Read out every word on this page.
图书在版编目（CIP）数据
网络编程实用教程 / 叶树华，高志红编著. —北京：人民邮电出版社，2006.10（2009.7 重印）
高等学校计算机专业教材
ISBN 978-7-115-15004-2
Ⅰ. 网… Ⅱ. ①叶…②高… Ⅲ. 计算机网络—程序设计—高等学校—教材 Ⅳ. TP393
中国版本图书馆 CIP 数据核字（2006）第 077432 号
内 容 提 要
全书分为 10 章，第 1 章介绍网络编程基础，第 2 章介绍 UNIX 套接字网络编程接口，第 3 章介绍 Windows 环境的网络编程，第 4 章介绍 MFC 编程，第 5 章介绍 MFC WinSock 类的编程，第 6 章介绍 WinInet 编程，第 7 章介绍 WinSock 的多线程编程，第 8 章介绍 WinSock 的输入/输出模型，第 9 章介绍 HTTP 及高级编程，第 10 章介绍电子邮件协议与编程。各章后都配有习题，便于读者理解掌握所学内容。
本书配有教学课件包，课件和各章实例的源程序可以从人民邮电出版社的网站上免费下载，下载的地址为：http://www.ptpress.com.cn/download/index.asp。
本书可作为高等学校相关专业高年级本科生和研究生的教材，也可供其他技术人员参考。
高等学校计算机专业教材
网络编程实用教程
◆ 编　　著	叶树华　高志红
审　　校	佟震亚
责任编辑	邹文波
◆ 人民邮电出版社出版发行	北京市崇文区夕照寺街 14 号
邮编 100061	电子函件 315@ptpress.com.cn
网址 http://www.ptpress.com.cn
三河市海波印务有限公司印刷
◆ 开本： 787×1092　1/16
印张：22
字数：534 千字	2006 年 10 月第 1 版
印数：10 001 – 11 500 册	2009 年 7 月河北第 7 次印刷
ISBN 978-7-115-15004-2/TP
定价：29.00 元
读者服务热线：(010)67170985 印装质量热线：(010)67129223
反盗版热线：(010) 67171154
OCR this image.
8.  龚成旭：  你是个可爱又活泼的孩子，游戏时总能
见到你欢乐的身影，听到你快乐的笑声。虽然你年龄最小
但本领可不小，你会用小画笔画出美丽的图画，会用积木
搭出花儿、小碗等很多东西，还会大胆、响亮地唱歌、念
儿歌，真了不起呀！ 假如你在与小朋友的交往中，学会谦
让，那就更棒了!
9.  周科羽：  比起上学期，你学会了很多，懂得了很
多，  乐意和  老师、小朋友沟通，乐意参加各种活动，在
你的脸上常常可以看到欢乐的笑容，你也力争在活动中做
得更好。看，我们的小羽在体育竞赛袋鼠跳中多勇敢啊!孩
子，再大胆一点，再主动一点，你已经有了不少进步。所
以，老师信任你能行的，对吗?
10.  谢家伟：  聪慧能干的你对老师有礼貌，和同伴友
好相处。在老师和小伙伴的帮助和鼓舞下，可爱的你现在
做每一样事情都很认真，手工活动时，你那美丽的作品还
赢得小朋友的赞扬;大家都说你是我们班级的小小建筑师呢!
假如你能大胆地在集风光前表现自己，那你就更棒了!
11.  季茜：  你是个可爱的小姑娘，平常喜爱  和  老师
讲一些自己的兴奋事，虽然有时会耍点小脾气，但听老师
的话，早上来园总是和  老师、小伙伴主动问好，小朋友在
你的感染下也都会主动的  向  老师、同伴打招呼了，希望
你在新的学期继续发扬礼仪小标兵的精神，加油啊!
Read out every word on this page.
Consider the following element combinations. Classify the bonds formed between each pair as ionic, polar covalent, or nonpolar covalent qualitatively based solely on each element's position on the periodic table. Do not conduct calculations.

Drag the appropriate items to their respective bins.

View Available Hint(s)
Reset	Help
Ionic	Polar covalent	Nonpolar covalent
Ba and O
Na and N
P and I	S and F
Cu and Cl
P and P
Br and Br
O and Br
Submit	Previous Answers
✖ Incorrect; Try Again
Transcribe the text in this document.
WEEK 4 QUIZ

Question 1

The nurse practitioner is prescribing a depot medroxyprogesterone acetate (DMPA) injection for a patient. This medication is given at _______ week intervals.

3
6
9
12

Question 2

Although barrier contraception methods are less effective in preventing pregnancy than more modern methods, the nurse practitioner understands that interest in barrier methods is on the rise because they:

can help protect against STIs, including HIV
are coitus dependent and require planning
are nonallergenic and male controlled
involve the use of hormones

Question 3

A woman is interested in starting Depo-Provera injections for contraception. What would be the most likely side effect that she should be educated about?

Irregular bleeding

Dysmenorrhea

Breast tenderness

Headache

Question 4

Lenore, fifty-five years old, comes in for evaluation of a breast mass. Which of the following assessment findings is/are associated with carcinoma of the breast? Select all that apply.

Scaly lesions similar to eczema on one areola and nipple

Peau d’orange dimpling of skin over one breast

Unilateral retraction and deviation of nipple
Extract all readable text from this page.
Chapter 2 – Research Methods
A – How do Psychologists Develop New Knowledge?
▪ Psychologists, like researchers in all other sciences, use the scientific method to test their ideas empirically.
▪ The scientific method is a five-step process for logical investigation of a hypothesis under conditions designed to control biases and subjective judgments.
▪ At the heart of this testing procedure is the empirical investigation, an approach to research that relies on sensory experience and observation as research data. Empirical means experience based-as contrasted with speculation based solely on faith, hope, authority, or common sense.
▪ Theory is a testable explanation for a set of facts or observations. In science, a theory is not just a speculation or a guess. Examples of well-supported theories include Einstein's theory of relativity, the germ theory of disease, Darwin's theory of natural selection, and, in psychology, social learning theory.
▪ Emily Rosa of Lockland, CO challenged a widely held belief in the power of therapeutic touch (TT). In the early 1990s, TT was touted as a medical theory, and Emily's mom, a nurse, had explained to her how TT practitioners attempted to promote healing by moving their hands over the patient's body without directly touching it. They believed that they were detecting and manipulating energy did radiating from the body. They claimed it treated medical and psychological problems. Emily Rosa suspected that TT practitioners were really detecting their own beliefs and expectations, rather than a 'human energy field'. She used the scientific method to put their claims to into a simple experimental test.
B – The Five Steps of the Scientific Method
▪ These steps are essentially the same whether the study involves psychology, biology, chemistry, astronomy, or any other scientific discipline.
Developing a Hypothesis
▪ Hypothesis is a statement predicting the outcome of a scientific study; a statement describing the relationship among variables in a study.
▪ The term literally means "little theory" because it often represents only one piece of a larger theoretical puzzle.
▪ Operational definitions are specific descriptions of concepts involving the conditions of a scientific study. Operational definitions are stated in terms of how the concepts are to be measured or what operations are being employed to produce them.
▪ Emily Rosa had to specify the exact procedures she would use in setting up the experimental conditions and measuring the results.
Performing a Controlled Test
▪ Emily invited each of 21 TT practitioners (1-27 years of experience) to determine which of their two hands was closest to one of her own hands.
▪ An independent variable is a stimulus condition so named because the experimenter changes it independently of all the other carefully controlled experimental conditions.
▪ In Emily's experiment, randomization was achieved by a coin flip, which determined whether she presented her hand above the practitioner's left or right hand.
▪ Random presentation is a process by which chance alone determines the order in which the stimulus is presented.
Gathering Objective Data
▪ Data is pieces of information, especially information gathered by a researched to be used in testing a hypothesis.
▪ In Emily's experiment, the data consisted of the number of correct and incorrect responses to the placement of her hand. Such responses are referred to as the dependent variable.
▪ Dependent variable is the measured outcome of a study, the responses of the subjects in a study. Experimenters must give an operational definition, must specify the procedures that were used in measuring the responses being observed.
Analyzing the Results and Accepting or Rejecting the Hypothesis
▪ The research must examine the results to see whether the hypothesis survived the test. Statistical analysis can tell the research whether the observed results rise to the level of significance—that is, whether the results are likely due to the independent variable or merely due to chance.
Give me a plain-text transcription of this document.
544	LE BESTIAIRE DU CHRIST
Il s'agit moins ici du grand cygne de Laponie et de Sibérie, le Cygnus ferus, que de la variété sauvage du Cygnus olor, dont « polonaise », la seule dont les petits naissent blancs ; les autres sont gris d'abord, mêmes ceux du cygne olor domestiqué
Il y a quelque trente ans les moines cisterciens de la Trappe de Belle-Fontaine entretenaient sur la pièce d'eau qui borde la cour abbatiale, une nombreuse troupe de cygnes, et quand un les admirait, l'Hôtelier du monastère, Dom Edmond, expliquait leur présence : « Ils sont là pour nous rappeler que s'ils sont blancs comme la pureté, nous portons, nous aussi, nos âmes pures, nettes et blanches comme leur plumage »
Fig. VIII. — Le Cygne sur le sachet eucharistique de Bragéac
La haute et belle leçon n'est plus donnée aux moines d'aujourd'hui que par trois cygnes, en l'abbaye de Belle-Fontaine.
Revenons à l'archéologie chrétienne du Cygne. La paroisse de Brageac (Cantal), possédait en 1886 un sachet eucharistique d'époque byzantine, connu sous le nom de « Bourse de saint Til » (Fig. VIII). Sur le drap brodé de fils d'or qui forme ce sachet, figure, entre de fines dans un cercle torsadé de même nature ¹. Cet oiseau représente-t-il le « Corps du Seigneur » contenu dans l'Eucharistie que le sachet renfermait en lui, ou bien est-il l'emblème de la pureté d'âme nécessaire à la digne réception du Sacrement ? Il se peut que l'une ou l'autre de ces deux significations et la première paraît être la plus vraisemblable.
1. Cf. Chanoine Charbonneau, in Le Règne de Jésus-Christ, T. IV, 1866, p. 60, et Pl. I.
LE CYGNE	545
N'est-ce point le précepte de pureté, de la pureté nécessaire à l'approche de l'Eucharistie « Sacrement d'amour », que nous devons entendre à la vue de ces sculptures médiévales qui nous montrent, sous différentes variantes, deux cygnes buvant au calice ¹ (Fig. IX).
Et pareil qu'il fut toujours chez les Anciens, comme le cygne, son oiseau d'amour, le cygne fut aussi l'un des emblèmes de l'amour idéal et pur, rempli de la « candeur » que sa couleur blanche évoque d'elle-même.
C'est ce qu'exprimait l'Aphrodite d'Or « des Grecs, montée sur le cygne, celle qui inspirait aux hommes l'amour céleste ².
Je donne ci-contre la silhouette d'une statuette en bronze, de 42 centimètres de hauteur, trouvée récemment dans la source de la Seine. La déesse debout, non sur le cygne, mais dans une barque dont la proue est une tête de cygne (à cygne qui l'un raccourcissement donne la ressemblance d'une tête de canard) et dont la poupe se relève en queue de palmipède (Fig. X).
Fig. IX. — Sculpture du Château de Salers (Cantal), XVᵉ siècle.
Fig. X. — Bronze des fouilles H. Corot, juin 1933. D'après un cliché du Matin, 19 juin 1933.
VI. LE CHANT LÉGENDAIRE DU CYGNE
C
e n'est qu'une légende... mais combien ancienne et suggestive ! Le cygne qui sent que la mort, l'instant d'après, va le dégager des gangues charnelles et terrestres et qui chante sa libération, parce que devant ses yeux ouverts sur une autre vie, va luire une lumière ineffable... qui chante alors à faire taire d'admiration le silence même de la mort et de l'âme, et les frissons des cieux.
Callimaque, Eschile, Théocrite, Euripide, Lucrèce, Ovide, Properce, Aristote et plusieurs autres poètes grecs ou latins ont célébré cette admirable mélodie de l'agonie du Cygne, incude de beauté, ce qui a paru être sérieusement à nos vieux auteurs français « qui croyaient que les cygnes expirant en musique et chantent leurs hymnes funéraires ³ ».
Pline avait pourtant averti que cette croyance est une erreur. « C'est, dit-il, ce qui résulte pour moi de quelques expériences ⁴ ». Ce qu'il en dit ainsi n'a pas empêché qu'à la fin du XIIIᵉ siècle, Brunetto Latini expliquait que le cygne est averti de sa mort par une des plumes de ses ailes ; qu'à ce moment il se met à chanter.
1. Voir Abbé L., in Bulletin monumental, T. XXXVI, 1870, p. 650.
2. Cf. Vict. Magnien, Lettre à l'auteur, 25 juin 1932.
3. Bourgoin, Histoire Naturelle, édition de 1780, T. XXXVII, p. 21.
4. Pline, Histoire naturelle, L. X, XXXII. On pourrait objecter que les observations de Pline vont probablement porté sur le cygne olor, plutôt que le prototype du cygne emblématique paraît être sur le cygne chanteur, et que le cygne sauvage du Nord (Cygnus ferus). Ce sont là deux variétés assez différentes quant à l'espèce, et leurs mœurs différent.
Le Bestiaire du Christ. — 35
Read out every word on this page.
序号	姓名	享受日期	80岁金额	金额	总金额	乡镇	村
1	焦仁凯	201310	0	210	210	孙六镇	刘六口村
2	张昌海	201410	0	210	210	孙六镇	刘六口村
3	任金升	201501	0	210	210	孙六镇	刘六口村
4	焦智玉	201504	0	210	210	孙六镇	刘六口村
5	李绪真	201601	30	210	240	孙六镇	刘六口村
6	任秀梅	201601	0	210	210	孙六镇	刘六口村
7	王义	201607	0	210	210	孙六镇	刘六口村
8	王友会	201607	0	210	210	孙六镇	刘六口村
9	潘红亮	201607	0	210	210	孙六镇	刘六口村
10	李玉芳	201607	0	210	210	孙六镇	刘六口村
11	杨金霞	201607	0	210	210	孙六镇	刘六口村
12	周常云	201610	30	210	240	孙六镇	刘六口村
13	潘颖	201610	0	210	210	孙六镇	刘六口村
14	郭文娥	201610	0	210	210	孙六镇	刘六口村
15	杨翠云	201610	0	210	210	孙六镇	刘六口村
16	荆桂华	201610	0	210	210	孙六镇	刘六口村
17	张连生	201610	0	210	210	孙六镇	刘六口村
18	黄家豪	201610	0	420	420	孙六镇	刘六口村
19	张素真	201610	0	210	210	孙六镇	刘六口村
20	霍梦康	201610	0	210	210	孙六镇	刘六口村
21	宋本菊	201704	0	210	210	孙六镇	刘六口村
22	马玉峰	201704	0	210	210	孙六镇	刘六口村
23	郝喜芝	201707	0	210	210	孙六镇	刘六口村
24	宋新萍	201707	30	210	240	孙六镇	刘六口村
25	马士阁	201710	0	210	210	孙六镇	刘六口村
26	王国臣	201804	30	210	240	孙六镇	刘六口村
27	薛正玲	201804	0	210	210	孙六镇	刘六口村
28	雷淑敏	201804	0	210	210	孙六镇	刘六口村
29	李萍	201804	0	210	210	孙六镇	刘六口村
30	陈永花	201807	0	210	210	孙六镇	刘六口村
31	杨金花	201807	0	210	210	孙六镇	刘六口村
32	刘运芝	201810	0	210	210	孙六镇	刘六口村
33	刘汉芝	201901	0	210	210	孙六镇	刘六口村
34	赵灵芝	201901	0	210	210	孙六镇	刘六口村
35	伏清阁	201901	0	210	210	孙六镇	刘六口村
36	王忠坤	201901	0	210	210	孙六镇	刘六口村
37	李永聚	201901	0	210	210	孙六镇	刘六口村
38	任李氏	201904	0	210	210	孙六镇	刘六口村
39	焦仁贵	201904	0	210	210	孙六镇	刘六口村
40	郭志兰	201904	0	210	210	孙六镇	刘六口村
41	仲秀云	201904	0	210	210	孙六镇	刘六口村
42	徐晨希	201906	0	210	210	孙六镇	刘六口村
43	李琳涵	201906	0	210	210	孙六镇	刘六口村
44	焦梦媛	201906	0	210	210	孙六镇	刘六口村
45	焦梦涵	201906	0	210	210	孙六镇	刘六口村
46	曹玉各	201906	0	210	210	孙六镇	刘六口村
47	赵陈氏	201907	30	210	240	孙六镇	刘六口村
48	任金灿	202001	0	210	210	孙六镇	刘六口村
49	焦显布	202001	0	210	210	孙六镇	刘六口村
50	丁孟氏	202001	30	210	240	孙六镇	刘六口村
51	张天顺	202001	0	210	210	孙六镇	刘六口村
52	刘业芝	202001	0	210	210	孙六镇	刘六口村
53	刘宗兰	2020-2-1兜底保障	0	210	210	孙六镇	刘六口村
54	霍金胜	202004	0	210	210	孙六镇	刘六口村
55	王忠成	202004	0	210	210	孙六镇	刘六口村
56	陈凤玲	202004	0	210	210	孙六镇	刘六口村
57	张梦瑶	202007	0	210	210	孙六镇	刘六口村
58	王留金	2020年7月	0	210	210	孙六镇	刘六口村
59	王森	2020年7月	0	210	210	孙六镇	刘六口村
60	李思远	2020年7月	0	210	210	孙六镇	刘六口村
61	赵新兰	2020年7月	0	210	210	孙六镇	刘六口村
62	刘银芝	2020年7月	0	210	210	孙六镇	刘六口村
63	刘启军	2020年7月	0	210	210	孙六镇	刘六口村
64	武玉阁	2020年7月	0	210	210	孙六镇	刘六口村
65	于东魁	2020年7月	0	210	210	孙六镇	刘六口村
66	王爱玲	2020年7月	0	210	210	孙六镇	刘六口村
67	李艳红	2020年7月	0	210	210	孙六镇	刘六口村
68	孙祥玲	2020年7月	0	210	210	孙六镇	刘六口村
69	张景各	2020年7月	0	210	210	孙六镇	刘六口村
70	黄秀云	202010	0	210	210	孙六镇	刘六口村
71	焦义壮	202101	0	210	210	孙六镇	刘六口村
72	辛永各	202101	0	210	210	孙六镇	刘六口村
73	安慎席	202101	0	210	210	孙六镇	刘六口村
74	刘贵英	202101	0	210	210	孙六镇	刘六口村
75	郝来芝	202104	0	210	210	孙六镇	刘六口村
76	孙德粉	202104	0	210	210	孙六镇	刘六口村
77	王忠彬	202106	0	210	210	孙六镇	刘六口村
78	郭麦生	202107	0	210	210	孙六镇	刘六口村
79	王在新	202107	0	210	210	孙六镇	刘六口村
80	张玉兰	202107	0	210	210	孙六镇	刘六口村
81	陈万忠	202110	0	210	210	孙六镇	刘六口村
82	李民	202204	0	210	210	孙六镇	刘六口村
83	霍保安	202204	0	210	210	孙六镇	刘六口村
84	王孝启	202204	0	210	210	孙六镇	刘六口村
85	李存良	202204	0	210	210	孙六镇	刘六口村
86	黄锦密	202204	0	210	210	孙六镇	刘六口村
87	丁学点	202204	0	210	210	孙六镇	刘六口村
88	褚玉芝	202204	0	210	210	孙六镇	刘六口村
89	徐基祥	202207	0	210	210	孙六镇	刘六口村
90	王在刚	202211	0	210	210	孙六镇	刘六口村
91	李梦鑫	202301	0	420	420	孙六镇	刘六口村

==========

Search the records for the word "each", then list every line that has it.

Result for this task
Consider the following element combinations. Classify the bonds formed between each pair as ionic, polar covalent, or nonpolar covalent qualitatively based solely on each element's position on the periodic table. Do not conduct calculations.
▪ Emily invited each of 21 TT practitioners (1-27 years of experience) to determine which of their two hands was closest to one of her own hands.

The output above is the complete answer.